§ Do this:
Write out exactly, with no other output, the lines below from the one that contains "Type out the text in this image." through the end.

Saved entries:
——

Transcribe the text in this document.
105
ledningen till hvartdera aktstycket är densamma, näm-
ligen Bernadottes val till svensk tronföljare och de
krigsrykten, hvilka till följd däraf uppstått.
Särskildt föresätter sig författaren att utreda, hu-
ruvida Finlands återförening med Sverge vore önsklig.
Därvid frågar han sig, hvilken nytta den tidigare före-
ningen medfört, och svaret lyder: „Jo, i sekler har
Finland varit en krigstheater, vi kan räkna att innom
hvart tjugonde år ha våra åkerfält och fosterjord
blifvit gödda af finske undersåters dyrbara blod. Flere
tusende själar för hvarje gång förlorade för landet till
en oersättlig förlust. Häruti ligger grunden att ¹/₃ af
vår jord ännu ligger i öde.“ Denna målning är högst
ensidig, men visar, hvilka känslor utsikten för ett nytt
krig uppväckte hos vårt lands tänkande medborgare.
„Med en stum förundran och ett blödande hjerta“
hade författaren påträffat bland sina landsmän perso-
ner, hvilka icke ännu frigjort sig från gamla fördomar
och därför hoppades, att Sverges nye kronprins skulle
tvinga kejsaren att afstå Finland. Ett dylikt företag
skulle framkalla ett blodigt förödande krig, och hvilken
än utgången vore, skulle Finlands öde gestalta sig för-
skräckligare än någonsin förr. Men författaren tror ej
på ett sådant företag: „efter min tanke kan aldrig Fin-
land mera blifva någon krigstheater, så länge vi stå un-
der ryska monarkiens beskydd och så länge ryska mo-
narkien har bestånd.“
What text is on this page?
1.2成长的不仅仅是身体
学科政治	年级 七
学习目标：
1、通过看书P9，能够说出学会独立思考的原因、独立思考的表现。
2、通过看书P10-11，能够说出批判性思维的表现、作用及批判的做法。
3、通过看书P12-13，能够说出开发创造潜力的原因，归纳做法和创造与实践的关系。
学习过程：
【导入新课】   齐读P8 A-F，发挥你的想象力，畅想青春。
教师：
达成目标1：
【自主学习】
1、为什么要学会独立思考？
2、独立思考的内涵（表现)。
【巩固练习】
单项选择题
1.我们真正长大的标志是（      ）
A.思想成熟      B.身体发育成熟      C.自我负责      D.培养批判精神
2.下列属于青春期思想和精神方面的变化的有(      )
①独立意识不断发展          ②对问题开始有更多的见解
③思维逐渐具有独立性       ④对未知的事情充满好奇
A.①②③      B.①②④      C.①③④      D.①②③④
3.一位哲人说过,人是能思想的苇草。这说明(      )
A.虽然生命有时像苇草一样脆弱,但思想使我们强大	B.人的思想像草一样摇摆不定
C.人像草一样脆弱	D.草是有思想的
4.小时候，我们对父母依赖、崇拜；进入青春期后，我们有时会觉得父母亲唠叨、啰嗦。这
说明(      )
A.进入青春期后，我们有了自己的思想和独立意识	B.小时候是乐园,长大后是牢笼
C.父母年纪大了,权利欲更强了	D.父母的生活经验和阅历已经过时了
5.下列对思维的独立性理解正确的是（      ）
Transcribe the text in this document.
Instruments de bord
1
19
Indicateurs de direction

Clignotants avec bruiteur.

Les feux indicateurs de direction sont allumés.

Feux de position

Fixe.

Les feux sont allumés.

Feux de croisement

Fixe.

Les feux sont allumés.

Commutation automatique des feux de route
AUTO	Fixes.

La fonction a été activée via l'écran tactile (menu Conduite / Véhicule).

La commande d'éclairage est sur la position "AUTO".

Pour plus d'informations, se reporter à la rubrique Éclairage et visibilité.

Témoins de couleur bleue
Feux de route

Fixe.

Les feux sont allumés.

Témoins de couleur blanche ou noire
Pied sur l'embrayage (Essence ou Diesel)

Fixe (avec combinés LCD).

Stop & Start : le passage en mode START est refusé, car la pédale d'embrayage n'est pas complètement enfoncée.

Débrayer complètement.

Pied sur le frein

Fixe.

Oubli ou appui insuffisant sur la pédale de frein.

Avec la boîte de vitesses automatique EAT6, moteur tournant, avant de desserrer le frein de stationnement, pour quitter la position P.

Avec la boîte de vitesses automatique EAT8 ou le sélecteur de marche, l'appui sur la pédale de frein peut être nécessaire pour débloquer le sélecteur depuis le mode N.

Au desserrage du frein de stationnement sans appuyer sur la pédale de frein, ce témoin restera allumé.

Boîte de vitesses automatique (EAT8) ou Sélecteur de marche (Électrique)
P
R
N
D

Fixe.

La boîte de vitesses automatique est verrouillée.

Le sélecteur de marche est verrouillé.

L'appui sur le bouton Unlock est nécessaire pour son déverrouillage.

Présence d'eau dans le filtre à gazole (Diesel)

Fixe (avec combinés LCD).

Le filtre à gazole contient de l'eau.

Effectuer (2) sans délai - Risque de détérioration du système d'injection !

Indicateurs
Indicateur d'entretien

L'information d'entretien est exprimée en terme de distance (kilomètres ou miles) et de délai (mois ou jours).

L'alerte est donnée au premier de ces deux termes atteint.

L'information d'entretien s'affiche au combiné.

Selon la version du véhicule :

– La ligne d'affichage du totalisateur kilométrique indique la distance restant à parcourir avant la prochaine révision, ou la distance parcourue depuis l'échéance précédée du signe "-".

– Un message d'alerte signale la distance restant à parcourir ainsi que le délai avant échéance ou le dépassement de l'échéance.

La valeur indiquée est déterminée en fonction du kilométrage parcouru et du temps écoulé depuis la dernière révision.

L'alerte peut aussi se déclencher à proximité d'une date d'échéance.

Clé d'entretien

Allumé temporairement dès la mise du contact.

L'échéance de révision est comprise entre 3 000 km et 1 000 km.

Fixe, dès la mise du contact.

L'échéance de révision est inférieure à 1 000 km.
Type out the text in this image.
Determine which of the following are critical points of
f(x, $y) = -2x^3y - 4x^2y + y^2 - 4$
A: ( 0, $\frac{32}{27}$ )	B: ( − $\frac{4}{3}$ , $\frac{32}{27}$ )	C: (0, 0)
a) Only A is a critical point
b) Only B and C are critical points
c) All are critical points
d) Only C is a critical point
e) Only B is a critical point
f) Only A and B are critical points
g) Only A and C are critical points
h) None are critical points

——

§ Answer for this exercise:
Type out the text in this image.
Determine which of the following are critical points of
f(x, $y) = -2x^3y - 4x^2y + y^2 - 4$
A: ( 0, $\frac{32}{27}$ )	B: ( − $\frac{4}{3}$ , $\frac{32}{27}$ )	C: (0, 0)
a) Only A is a critical point
b) Only B and C are critical points
c) All are critical points
d) Only C is a critical point
e) Only B is a critical point
f) Only A and B are critical points
g) Only A and C are critical points
h) None are critical points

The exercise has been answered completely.